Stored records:
⁂

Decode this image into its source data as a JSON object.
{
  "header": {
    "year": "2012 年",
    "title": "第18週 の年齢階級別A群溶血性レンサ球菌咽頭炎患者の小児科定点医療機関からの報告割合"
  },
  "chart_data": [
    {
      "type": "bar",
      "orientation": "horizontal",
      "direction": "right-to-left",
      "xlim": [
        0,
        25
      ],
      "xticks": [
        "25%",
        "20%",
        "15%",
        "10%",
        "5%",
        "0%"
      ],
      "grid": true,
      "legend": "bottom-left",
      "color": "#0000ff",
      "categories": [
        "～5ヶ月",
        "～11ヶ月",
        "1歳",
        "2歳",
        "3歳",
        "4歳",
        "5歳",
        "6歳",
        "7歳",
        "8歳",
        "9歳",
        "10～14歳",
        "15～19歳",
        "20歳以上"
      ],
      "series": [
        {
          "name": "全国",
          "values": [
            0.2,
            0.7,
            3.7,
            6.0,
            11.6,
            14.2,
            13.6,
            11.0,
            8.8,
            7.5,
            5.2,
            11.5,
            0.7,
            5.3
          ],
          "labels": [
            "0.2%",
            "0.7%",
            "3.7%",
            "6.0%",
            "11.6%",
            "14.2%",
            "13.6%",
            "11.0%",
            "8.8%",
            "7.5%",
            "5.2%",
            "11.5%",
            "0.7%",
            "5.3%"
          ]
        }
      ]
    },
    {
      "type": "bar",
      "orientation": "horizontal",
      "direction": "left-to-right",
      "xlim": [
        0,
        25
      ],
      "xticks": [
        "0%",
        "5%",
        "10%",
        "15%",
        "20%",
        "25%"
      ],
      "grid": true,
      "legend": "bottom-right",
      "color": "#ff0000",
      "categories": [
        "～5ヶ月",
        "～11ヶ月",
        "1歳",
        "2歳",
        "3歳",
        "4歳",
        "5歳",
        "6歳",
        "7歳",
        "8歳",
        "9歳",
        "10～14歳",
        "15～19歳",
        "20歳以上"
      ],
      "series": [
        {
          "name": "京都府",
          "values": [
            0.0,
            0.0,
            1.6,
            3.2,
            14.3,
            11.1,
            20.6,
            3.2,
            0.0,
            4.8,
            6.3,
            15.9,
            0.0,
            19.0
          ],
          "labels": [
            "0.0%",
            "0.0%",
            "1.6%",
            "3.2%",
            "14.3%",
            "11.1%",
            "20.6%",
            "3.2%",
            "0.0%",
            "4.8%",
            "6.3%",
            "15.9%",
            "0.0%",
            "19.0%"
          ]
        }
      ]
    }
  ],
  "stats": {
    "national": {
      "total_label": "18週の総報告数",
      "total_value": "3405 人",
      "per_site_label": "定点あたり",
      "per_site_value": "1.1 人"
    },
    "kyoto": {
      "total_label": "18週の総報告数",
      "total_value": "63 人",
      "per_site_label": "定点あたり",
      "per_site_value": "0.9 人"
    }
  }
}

⁂

Aim of the exercise: Search the lines above for the string "legend" and copy each line that has it.

Exercise result:
      "legend": "bottom-left",
      "legend": "bottom-right",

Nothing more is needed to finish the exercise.